Figure contents as structured data:
· · · · · · ·

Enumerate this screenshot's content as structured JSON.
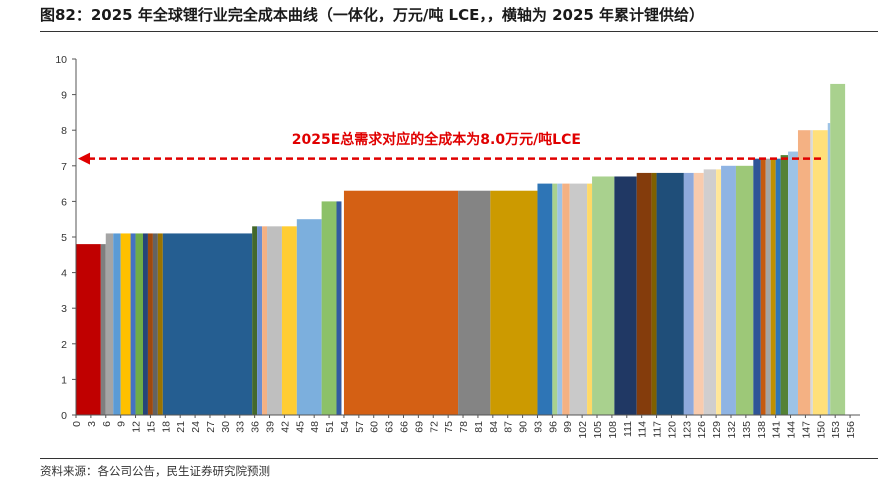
{
  "figure": {
    "title": "图82：2025 年全球锂行业完全成本曲线（一体化，万元/吨 LCE，，横轴为 2025 年累计锂供给）",
    "source": "资料来源：各公司公告，民生证券研究院预测"
  },
  "chart_data": {
    "type": "bar",
    "title": "",
    "xlabel": "",
    "ylabel": "",
    "xlim": [
      0,
      158
    ],
    "ylim": [
      0,
      10
    ],
    "grid": false,
    "x_ticks": [
      "0",
      "3",
      "6",
      "9",
      "12",
      "15",
      "18",
      "21",
      "24",
      "27",
      "30",
      "33",
      "36",
      "39",
      "42",
      "45",
      "48",
      "51",
      "54",
      "57",
      "60",
      "63",
      "66",
      "69",
      "72",
      "75",
      "78",
      "81",
      "84",
      "87",
      "90",
      "93",
      "96",
      "99",
      "102",
      "105",
      "108",
      "111",
      "114",
      "117",
      "120",
      "123",
      "126",
      "129",
      "132",
      "135",
      "138",
      "141",
      "144",
      "147",
      "150",
      "153",
      "156"
    ],
    "y_ticks": [
      "0",
      "1",
      "2",
      "3",
      "4",
      "5",
      "6",
      "7",
      "8",
      "9",
      "10"
    ],
    "reference_line": {
      "value": 7.2,
      "style": "dashed",
      "color": "#e00000"
    },
    "annotation": "2025E总需求对应的全成本为8.0万元/吨LCE",
    "bars": [
      {
        "x0": 0.0,
        "x1": 5.0,
        "value": 4.8,
        "color": "#C00000"
      },
      {
        "x0": 5.0,
        "x1": 6.0,
        "value": 4.8,
        "color": "#7F7F7F"
      },
      {
        "x0": 6.0,
        "x1": 7.5,
        "value": 5.1,
        "color": "#A5A5A5"
      },
      {
        "x0": 7.5,
        "x1": 9.0,
        "value": 5.1,
        "color": "#5B9BD5"
      },
      {
        "x0": 9.0,
        "x1": 11.0,
        "value": 5.1,
        "color": "#FFC000"
      },
      {
        "x0": 11.0,
        "x1": 12.0,
        "value": 5.1,
        "color": "#4472C4"
      },
      {
        "x0": 12.0,
        "x1": 13.5,
        "value": 5.1,
        "color": "#70AD47"
      },
      {
        "x0": 13.5,
        "x1": 14.5,
        "value": 5.1,
        "color": "#264478"
      },
      {
        "x0": 14.5,
        "x1": 15.5,
        "value": 5.1,
        "color": "#9E480E"
      },
      {
        "x0": 15.5,
        "x1": 16.5,
        "value": 5.1,
        "color": "#636363"
      },
      {
        "x0": 16.5,
        "x1": 17.5,
        "value": 5.1,
        "color": "#997300"
      },
      {
        "x0": 17.5,
        "x1": 35.5,
        "value": 5.1,
        "color": "#255E91"
      },
      {
        "x0": 35.5,
        "x1": 36.5,
        "value": 5.3,
        "color": "#43682B"
      },
      {
        "x0": 36.5,
        "x1": 37.5,
        "value": 5.3,
        "color": "#698ED0"
      },
      {
        "x0": 37.5,
        "x1": 38.5,
        "value": 5.3,
        "color": "#F4B183"
      },
      {
        "x0": 38.5,
        "x1": 41.5,
        "value": 5.3,
        "color": "#BFBFBF"
      },
      {
        "x0": 41.5,
        "x1": 44.5,
        "value": 5.3,
        "color": "#FFCD33"
      },
      {
        "x0": 44.5,
        "x1": 49.5,
        "value": 5.5,
        "color": "#7CAFDD"
      },
      {
        "x0": 49.5,
        "x1": 52.5,
        "value": 6.0,
        "color": "#8CC168"
      },
      {
        "x0": 52.5,
        "x1": 53.5,
        "value": 6.0,
        "color": "#335AA1"
      },
      {
        "x0": 54.0,
        "x1": 77.0,
        "value": 6.3,
        "color": "#D46014"
      },
      {
        "x0": 77.0,
        "x1": 83.5,
        "value": 6.3,
        "color": "#848484"
      },
      {
        "x0": 83.5,
        "x1": 93.0,
        "value": 6.3,
        "color": "#CC9A00"
      },
      {
        "x0": 93.0,
        "x1": 96.0,
        "value": 6.5,
        "color": "#2E75B6"
      },
      {
        "x0": 96.0,
        "x1": 97.0,
        "value": 6.5,
        "color": "#A9D18E"
      },
      {
        "x0": 97.0,
        "x1": 98.0,
        "value": 6.5,
        "color": "#9DC3E6"
      },
      {
        "x0": 98.0,
        "x1": 99.5,
        "value": 6.5,
        "color": "#F4B183"
      },
      {
        "x0": 99.5,
        "x1": 103.0,
        "value": 6.5,
        "color": "#C9C9C9"
      },
      {
        "x0": 103.0,
        "x1": 104.0,
        "value": 6.5,
        "color": "#FFD966"
      },
      {
        "x0": 104.0,
        "x1": 108.5,
        "value": 6.7,
        "color": "#A9D18E"
      },
      {
        "x0": 108.5,
        "x1": 113.0,
        "value": 6.7,
        "color": "#203864"
      },
      {
        "x0": 113.0,
        "x1": 116.0,
        "value": 6.8,
        "color": "#843C0C"
      },
      {
        "x0": 116.0,
        "x1": 117.0,
        "value": 6.8,
        "color": "#7F6000"
      },
      {
        "x0": 117.0,
        "x1": 122.5,
        "value": 6.8,
        "color": "#1F4E79"
      },
      {
        "x0": 122.5,
        "x1": 124.5,
        "value": 6.8,
        "color": "#8FAADC"
      },
      {
        "x0": 124.5,
        "x1": 126.5,
        "value": 6.8,
        "color": "#F8CBAD"
      },
      {
        "x0": 126.5,
        "x1": 129.0,
        "value": 6.9,
        "color": "#D0CECE"
      },
      {
        "x0": 129.0,
        "x1": 130.0,
        "value": 6.9,
        "color": "#FFE699"
      },
      {
        "x0": 130.0,
        "x1": 133.0,
        "value": 7.0,
        "color": "#8FB4E3"
      },
      {
        "x0": 133.0,
        "x1": 136.5,
        "value": 7.0,
        "color": "#9DC878"
      },
      {
        "x0": 136.5,
        "x1": 138.0,
        "value": 7.2,
        "color": "#2F5597"
      },
      {
        "x0": 138.0,
        "x1": 139.0,
        "value": 7.2,
        "color": "#C55A11"
      },
      {
        "x0": 139.0,
        "x1": 140.0,
        "value": 7.2,
        "color": "#A5A5A5"
      },
      {
        "x0": 140.0,
        "x1": 141.0,
        "value": 7.2,
        "color": "#BF9000"
      },
      {
        "x0": 141.0,
        "x1": 142.0,
        "value": 7.2,
        "color": "#2E75B6"
      },
      {
        "x0": 142.0,
        "x1": 143.5,
        "value": 7.3,
        "color": "#548235"
      },
      {
        "x0": 143.5,
        "x1": 145.5,
        "value": 7.4,
        "color": "#9DC3E6"
      },
      {
        "x0": 145.5,
        "x1": 148.0,
        "value": 8.0,
        "color": "#F4B183"
      },
      {
        "x0": 148.0,
        "x1": 148.5,
        "value": 8.0,
        "color": "#D9D9D9"
      },
      {
        "x0": 148.5,
        "x1": 151.5,
        "value": 8.0,
        "color": "#FFE07A"
      },
      {
        "x0": 151.5,
        "x1": 152.0,
        "value": 8.2,
        "color": "#9DC3E6"
      },
      {
        "x0": 152.0,
        "x1": 155.0,
        "value": 9.3,
        "color": "#A9D18E"
      }
    ]
  }
}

· · · · · · ·

Your instructions:
Across all the entries, count the lines that contain the word "title" and give the number by itself.

Task output:
2